> **RECORDED INFORMATION**:
════════════════

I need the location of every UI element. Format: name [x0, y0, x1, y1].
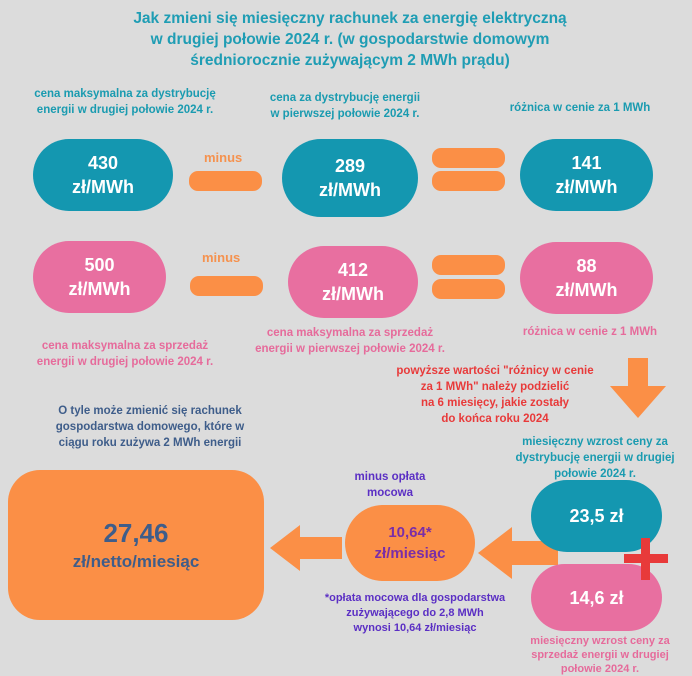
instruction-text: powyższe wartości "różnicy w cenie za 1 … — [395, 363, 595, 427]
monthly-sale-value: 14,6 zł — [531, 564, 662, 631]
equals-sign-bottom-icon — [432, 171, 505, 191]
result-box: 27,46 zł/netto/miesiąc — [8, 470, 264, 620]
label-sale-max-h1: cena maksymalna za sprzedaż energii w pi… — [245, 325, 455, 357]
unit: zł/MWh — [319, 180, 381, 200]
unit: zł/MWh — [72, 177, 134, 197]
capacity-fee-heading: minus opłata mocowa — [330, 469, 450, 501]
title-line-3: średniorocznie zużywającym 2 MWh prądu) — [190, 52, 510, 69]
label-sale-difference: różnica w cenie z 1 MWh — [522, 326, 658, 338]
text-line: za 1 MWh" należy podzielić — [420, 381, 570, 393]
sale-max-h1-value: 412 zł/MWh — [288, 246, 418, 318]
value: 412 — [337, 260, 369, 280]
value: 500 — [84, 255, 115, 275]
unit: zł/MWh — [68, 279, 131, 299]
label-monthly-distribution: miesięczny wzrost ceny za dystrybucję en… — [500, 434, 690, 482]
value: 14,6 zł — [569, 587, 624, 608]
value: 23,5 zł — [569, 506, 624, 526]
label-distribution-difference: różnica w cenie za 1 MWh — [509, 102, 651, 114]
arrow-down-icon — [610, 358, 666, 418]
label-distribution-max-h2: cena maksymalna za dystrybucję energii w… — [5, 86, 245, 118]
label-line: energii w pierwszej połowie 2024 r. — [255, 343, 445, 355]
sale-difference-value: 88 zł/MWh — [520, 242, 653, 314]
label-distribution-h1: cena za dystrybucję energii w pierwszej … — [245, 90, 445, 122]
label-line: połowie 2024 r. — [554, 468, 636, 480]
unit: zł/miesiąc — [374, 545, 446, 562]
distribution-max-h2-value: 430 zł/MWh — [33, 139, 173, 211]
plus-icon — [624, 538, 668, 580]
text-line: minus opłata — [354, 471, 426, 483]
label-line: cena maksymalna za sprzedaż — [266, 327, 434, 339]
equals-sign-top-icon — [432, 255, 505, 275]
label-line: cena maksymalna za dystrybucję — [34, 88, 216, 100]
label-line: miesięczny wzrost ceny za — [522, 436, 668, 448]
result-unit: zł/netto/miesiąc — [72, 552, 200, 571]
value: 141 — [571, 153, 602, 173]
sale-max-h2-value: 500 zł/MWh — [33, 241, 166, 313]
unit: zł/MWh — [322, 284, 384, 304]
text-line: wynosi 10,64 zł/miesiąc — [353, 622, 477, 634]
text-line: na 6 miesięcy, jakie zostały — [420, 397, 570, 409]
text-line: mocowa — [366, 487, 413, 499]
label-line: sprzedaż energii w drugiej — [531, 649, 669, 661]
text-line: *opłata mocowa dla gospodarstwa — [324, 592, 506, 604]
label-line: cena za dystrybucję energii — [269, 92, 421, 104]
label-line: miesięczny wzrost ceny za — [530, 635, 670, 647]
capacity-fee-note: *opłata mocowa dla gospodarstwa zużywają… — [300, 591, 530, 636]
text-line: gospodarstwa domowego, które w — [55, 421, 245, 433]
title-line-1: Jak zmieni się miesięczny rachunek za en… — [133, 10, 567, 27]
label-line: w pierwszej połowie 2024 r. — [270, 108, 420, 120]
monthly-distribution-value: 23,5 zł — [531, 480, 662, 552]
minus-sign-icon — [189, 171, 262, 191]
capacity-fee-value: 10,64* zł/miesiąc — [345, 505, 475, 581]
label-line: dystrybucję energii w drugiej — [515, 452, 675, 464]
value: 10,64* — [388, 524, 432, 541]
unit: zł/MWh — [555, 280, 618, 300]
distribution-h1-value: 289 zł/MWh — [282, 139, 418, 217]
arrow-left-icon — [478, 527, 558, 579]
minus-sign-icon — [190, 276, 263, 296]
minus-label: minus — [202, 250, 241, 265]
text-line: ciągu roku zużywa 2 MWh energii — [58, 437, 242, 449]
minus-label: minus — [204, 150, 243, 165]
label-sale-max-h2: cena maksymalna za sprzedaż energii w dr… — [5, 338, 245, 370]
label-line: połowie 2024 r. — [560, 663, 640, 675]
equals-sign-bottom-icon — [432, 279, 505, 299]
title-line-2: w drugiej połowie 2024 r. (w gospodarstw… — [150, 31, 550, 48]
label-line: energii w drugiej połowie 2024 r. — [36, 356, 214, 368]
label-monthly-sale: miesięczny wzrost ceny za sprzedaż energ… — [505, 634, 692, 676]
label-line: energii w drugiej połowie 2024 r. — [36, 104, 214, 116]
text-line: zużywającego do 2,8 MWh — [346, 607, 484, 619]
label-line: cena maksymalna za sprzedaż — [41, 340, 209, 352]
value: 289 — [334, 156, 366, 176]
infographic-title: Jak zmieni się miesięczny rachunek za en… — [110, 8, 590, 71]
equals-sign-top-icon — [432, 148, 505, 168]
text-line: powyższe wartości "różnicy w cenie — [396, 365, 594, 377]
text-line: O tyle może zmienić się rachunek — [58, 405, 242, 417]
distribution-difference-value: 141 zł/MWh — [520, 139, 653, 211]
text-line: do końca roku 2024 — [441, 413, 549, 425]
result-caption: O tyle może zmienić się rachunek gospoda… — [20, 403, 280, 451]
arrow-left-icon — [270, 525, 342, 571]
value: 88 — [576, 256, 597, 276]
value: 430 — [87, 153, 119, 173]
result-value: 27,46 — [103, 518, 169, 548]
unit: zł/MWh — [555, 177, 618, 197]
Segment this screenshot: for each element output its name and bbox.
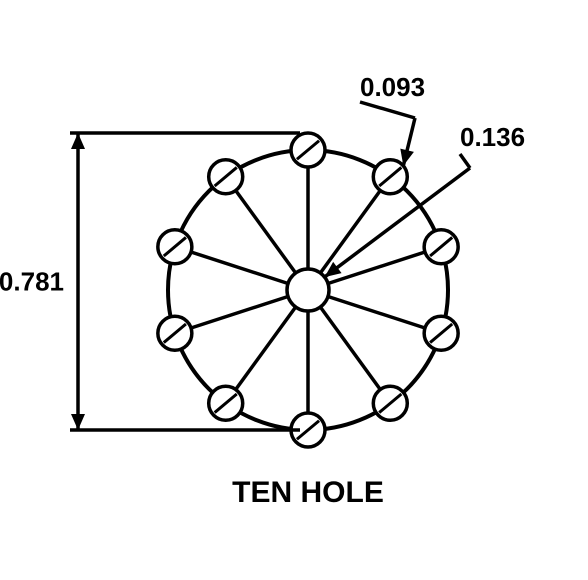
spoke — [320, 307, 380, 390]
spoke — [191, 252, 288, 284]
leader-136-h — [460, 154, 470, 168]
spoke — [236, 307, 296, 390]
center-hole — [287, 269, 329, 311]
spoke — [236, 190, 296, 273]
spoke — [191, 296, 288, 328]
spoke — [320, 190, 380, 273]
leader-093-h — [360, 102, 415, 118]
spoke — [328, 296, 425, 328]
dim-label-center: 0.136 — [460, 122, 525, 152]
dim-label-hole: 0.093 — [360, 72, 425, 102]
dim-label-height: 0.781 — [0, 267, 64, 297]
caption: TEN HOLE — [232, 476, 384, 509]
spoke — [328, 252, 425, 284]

════════════════

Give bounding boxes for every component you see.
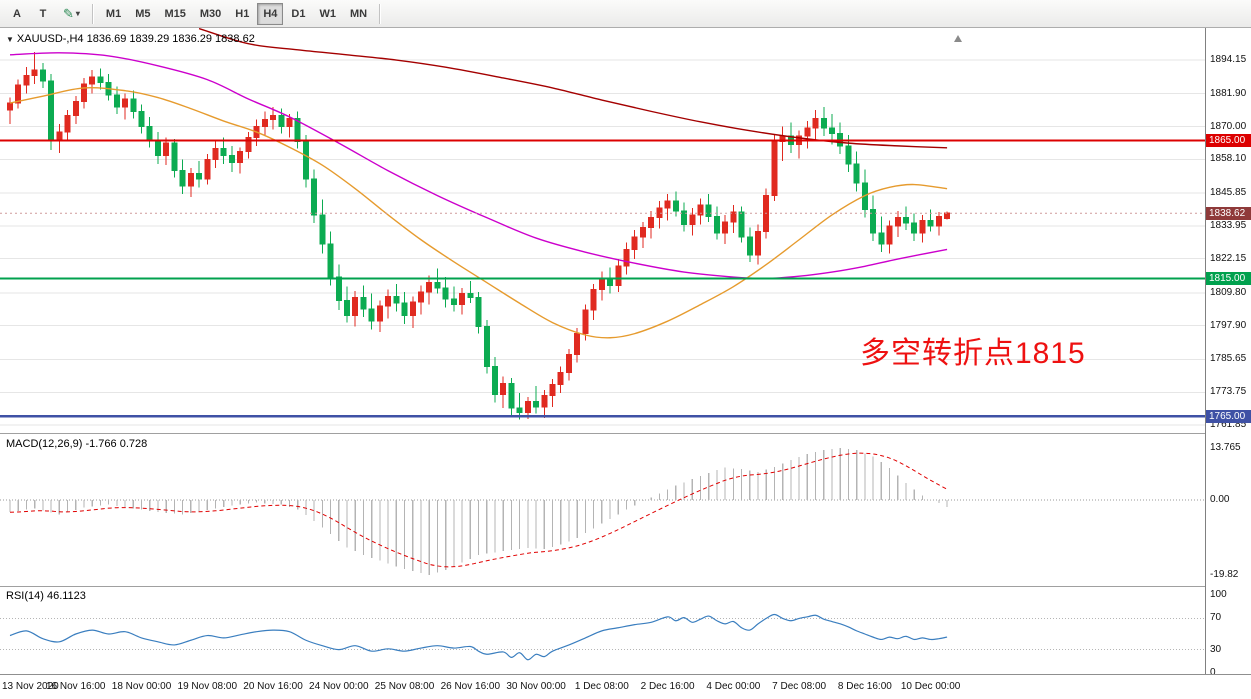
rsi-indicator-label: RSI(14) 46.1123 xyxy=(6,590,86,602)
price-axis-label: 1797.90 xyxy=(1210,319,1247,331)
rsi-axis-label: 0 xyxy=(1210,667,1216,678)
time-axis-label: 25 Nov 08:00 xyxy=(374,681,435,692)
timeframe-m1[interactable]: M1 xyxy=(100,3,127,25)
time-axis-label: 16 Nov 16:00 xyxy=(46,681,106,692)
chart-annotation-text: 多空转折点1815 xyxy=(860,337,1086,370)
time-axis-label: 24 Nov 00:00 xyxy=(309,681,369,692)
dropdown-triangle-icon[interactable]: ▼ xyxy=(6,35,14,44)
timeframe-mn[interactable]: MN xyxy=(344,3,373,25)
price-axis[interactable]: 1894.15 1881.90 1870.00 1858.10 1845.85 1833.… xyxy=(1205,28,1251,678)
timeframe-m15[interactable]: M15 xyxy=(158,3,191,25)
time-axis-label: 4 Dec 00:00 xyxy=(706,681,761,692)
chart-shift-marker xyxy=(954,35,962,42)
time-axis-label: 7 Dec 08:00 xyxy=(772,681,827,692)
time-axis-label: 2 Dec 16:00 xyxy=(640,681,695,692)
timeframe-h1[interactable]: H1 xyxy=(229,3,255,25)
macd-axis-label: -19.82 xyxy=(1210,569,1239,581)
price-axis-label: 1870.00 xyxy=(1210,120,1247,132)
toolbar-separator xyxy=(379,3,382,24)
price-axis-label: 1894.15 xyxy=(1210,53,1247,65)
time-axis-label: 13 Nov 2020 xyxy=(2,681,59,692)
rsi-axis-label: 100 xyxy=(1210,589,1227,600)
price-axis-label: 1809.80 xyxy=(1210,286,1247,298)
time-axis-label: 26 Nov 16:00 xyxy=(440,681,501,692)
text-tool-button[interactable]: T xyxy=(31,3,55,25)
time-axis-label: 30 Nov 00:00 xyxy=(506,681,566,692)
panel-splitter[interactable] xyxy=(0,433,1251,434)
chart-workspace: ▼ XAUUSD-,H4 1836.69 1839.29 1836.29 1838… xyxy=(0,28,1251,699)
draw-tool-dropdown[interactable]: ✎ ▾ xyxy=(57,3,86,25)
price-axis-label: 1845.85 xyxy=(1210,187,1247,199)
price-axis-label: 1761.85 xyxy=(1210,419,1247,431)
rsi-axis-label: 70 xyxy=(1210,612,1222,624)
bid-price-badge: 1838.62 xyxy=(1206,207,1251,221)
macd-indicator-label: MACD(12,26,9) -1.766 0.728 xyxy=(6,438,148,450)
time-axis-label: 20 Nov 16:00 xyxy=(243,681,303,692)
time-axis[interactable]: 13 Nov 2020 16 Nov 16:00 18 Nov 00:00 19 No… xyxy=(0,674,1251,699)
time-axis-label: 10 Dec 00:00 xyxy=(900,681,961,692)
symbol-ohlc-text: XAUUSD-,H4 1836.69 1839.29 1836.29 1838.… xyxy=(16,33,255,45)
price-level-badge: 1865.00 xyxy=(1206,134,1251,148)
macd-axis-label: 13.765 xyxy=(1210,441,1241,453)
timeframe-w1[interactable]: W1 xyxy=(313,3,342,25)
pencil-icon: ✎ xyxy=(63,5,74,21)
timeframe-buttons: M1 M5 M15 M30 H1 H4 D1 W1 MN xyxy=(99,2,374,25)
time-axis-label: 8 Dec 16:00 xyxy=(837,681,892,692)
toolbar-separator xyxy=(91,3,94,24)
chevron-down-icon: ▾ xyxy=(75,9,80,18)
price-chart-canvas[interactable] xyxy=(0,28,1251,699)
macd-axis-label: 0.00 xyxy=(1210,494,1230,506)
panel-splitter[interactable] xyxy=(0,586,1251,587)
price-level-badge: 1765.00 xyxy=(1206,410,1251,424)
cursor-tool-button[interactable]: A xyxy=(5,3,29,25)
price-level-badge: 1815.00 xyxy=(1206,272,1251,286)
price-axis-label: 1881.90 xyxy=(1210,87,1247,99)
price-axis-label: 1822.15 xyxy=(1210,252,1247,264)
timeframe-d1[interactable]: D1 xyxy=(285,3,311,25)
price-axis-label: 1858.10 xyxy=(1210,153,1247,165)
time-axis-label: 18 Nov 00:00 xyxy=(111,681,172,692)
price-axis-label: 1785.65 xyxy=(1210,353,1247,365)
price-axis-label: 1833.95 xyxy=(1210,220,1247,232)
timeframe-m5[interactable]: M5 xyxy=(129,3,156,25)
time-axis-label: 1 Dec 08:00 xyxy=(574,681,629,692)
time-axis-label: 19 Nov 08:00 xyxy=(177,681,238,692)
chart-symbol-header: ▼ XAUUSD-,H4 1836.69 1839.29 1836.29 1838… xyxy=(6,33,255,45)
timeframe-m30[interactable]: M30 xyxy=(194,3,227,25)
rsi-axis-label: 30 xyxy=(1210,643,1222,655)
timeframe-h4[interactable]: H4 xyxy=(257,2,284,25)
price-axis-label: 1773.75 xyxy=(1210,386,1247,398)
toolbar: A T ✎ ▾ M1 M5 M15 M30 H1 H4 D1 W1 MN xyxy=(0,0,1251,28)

════════════════

> **TO DO**: Duplicate the lines of the listing precisely, starting at the line that contains "rsi-indicator-label: RSI(14) 46.1123" and ending at the line that contains "timeframe-mn[interactable]: MN xyxy=(344,3,373,25)", with both of those lines included.

> **IN RESPONSE**:
rsi-indicator-label: RSI(14) 46.1123 xyxy=(6,590,86,602)
price-axis-label: 1797.90 xyxy=(1210,319,1247,331)
rsi-axis-label: 0 xyxy=(1210,667,1216,678)
time-axis-label: 25 Nov 08:00 xyxy=(374,681,435,692)
timeframe-m1[interactable]: M1 xyxy=(100,3,127,25)
time-axis-label: 16 Nov 16:00 xyxy=(46,681,106,692)
chart-annotation-text: 多空转折点1815 xyxy=(860,337,1086,370)
time-axis-label: 24 Nov 00:00 xyxy=(309,681,369,692)
dropdown-triangle-icon[interactable]: ▼ xyxy=(6,35,14,44)
timeframe-mn[interactable]: MN xyxy=(344,3,373,25)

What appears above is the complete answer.